* _LESETEXT_:

>>>>

Es gibt eine Menge Möglichkeiten, im Jahre 2060 Geld zu verdienen. Nicht alle davon sind legal, und nicht jeder Nuyen wird im Alleingang verdient. Zwar der kleinere Teil, aber immer noch eine erkleckliche Summe der organisiert-illegalen Geschäfte wiederum wird nicht von Konzernen geführt, und was nach all diesen Ausschlüssen noch übrig bleibt, nennt man wohl »organisiertes Verbechen«.Das Unterwelt-Quellenbuch, just und damit mehr als drei Jahre später als das Original erschienen, befaßt sich mit den »Global Players« dieser Wirtschaftsform. Mafia und Yakuza, Triaden und Seoulpa-Ringe werden erst aus der Sicht fachmännischer Straßenkontakte vorgestellt und in einem zweiten Teil spielleitergerecht aufbereitet. Recht detailliert erfährt man, mit welchen Geschäften man wie Geld verdient, welche dieser Organisationen wo Schwerpunkte setzen und wie all diese ehrenwerten Vereinigungen und Familien überhaupt entstanden sind. Eine Stärke des Buches liegt nun eindeutig in diesem Bereich. Zwar weiß jeder Spielleiterin, daß Mafiosi immer heiser sprechen und sich wundern, wie jemand mit einem Messer zu einer Schießerei kommen kann. Ebenso ist es gute Allgemeinbildung, daß Yakuza-Soldaten teure Anzüge zu reglosen Gesichtern (wahlweise: Perma-Lächeln) tragen und aus der Starre heraus blitzartig töten. Jenseits solcher Abziehbilder aber wird es dünn mit der Information, die wir ja ohnehin alle Martin Scorsese verdanken, und über Tongs, Triaden, Seoulpa-Ringe wissen auch Kinofans nur wenig.

<<<<

Gib den Lesetext über das Unterwelt-Quellenbuch vollständig und Wort für Wort aus.

* _EINTRÄGE_:

>>>>

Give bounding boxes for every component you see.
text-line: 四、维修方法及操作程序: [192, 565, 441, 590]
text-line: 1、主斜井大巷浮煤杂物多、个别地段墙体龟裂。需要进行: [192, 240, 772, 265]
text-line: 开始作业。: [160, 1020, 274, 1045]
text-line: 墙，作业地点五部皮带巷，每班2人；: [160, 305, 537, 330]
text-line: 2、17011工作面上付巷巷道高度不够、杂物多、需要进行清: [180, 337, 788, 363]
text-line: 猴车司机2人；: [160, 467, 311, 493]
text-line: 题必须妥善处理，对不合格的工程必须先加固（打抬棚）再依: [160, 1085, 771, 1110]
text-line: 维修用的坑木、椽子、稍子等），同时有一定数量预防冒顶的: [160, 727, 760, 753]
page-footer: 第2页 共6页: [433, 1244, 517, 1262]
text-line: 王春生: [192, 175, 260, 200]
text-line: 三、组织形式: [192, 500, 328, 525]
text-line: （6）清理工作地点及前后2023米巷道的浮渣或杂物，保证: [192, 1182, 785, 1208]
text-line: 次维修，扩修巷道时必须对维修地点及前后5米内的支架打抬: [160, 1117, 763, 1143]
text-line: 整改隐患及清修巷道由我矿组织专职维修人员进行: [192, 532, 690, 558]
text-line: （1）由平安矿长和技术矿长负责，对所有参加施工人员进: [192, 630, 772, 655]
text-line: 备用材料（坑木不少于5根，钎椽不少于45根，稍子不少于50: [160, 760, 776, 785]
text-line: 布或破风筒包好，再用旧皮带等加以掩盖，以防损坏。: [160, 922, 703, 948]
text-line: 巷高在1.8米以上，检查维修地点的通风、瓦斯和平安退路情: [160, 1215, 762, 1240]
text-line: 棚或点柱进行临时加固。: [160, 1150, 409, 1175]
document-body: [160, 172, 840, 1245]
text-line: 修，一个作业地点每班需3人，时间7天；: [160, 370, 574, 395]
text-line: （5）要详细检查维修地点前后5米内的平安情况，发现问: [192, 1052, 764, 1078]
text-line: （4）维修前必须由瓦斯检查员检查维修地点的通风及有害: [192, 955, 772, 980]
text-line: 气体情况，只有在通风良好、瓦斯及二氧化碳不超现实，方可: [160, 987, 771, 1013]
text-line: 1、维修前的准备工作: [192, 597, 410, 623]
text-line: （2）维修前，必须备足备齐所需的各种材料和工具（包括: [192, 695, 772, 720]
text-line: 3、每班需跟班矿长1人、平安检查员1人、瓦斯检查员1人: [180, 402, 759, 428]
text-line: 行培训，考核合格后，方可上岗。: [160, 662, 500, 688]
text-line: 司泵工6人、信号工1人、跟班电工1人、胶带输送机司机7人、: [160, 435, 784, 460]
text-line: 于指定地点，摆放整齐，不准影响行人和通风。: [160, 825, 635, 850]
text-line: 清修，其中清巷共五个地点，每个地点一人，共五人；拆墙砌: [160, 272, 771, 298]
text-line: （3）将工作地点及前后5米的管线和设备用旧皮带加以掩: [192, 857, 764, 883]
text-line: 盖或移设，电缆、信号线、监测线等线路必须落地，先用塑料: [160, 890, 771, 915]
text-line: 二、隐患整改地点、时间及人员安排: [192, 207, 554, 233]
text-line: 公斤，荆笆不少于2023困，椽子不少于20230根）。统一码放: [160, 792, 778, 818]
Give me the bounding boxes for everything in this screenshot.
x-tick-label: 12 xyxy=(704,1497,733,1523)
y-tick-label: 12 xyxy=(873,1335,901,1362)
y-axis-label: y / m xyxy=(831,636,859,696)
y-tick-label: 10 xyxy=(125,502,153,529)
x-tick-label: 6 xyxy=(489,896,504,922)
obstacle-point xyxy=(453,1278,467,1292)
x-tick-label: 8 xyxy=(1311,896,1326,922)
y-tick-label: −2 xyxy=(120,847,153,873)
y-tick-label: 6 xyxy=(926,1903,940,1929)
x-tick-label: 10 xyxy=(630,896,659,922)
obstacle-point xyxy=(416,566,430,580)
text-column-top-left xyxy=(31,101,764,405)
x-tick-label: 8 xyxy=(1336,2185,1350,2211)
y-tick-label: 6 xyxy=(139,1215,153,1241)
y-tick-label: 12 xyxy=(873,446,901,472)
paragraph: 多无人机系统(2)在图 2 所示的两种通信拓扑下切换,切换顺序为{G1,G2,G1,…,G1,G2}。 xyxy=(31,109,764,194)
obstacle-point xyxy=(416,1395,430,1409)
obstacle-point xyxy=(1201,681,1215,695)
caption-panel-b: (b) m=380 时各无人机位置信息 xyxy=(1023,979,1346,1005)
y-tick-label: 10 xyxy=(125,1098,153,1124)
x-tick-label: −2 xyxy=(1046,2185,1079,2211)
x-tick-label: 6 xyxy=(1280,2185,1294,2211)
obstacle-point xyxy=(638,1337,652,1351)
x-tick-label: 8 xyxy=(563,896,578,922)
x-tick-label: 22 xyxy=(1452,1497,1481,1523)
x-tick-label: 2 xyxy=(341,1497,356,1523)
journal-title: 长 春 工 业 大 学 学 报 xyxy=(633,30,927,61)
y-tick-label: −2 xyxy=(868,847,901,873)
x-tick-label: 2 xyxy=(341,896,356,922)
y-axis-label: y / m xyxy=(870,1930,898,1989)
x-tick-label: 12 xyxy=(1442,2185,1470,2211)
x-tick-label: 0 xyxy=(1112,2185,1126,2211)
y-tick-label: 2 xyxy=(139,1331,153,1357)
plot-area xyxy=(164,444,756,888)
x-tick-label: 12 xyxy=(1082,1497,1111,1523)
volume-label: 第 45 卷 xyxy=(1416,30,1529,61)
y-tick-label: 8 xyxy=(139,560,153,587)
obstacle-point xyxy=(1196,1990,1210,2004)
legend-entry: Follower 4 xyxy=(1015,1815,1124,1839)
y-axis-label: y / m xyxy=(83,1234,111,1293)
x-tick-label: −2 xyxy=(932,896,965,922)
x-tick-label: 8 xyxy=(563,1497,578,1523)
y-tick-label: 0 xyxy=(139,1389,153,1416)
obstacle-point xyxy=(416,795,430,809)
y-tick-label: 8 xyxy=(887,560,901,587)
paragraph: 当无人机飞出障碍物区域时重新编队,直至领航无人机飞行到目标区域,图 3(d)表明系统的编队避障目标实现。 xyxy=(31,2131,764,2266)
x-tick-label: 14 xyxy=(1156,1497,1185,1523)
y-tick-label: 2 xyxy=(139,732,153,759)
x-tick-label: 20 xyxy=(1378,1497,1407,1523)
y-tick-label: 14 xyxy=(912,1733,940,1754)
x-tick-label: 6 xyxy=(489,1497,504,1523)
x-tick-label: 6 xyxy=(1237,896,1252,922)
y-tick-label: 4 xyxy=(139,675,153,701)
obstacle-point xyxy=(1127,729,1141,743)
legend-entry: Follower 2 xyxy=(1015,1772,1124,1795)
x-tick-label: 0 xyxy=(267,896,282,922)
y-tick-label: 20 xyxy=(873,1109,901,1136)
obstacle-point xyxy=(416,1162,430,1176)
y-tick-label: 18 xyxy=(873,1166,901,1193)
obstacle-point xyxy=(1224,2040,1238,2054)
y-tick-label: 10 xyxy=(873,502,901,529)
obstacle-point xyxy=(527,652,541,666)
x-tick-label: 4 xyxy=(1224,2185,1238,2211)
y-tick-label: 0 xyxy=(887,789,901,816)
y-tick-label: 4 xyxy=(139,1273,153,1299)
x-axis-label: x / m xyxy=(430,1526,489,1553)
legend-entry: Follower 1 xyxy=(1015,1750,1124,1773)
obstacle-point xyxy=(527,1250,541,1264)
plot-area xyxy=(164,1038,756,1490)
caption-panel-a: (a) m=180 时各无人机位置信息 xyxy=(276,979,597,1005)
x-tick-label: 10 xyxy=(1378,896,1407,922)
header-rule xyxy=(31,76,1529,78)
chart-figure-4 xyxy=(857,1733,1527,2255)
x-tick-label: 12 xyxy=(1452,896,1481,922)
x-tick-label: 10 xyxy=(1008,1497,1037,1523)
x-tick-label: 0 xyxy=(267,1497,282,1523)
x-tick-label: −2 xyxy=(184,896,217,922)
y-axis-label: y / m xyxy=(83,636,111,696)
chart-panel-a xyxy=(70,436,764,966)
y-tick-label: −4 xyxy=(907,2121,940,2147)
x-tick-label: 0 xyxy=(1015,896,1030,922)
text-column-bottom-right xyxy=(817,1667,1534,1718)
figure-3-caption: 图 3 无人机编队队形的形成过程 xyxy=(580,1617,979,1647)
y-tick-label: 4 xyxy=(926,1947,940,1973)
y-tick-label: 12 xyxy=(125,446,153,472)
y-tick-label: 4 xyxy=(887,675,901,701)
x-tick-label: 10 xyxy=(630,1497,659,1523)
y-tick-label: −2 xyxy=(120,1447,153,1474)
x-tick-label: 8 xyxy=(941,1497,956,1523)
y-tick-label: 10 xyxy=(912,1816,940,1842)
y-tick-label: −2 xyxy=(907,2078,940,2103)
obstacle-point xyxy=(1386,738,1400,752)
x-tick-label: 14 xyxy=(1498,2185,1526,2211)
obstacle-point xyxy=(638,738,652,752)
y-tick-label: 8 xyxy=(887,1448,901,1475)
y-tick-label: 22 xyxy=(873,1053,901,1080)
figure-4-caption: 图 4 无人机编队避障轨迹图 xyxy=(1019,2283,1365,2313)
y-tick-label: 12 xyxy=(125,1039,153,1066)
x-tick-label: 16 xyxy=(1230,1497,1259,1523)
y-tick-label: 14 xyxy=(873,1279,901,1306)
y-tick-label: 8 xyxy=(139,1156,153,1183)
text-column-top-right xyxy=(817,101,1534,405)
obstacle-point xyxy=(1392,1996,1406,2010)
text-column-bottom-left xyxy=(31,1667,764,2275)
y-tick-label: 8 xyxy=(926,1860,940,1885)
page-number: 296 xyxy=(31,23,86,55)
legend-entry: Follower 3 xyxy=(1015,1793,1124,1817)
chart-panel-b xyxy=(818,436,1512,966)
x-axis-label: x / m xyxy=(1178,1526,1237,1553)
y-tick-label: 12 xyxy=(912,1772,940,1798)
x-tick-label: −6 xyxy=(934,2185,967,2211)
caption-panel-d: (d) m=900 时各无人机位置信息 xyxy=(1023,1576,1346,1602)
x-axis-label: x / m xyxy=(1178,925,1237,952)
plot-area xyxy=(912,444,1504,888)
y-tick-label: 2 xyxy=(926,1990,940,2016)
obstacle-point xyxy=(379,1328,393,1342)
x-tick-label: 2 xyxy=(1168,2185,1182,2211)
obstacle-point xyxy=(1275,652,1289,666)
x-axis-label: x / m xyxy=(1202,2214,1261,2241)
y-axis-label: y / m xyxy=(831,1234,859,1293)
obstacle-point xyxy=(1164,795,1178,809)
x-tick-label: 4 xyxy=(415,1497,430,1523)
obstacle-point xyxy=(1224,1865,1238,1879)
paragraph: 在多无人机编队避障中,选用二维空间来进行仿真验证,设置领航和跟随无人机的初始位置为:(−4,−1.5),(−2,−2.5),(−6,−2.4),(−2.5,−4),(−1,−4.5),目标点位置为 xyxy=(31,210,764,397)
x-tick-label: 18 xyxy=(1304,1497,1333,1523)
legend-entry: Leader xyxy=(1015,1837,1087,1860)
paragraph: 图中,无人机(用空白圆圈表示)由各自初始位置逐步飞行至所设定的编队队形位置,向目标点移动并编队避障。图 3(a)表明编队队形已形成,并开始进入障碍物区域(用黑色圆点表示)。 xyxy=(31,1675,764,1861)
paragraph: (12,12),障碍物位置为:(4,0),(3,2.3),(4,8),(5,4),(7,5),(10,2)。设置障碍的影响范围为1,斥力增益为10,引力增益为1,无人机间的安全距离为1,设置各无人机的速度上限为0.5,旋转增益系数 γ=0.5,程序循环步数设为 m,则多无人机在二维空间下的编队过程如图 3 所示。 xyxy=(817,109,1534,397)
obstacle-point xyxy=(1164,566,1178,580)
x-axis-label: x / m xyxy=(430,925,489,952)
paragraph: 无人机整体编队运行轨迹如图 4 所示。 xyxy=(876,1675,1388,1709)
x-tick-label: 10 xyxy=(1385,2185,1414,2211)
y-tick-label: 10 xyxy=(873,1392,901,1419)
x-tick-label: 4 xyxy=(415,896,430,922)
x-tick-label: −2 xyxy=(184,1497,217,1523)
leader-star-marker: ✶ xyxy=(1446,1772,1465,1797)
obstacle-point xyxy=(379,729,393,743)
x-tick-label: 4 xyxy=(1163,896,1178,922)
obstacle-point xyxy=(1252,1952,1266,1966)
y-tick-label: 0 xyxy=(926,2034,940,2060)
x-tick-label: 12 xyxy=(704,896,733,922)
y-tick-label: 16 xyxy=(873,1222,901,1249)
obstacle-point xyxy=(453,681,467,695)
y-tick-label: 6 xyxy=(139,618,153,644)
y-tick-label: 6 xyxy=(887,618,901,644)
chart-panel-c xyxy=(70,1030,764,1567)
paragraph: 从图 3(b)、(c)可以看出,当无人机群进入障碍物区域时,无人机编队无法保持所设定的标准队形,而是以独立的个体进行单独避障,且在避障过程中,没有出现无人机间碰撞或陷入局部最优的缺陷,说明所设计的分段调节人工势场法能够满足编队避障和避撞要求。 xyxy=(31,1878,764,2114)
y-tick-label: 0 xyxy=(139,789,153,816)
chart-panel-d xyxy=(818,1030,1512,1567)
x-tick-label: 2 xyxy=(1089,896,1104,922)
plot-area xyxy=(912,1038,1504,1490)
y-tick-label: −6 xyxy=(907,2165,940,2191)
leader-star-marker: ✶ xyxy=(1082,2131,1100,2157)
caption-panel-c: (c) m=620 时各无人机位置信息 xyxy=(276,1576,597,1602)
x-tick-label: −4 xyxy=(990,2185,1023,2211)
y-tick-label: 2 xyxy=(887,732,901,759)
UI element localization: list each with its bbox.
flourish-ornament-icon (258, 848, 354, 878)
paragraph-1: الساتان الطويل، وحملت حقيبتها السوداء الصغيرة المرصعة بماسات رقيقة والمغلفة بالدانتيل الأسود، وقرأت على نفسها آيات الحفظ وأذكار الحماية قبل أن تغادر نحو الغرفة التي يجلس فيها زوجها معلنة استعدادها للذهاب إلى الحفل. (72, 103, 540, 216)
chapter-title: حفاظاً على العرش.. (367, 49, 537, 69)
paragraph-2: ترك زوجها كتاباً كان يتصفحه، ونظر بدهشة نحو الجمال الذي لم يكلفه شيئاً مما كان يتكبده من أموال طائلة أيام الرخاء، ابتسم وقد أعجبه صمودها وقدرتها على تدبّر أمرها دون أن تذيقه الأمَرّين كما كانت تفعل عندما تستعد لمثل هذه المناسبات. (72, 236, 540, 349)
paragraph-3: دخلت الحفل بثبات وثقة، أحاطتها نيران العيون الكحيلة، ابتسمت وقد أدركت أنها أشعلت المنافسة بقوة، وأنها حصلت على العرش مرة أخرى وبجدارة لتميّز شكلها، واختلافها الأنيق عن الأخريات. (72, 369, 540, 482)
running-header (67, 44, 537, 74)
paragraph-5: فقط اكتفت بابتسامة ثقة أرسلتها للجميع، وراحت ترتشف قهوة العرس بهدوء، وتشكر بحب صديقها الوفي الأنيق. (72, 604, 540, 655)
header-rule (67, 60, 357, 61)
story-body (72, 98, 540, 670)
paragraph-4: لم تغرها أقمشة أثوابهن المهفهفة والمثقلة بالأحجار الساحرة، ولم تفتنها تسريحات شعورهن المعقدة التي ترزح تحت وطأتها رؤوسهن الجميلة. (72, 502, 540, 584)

<<<<

* _ERLEDIGTE AUFGABE_:
Es gibt eine Menge Möglichkeiten, im Jahre 2060 Geld zu verdienen. Nicht alle davon sind legal, und nicht jeder Nuyen wird im Alleingang verdient. Zwar der kleinere Teil, aber immer noch eine erkleckliche Summe der organisiert-illegalen Geschäfte wiederum wird nicht von Konzernen geführt, und was nach all diesen Ausschlüssen noch übrig bleibt, nennt man wohl »organisiertes Verbechen«.Das Unterwelt-Quellenbuch, just und damit mehr als drei Jahre später als das Original erschienen, befaßt sich mit den »Global Players« dieser Wirtschaftsform. Mafia und Yakuza, Triaden und Seoulpa-Ringe werden erst aus der Sicht fachmännischer Straßenkontakte vorgestellt und in einem zweiten Teil spielleitergerecht aufbereitet. Recht detailliert erfährt man, mit welchen Geschäften man wie Geld verdient, welche dieser Organisationen wo Schwerpunkte setzen und wie all diese ehrenwerten Vereinigungen und Familien überhaupt entstanden sind. Eine Stärke des Buches liegt nun eindeutig in diesem Bereich. Zwar weiß jeder Spielleiterin, daß Mafiosi immer heiser sprechen und sich wundern, wie jemand mit einem Messer zu einer Schießerei kommen kann. Ebenso ist es gute Allgemeinbildung, daß Yakuza-Soldaten teure Anzüge zu reglosen Gesichtern (wahlweise: Perma-Lächeln) tragen und aus der Starre heraus blitzartig töten. Jenseits solcher Abziehbilder aber wird es dünn mit der Information, die wir ja ohnehin alle Martin Scorsese verdanken, und über Tongs, Triaden, Seoulpa-Ringe wissen auch Kinofans nur wenig.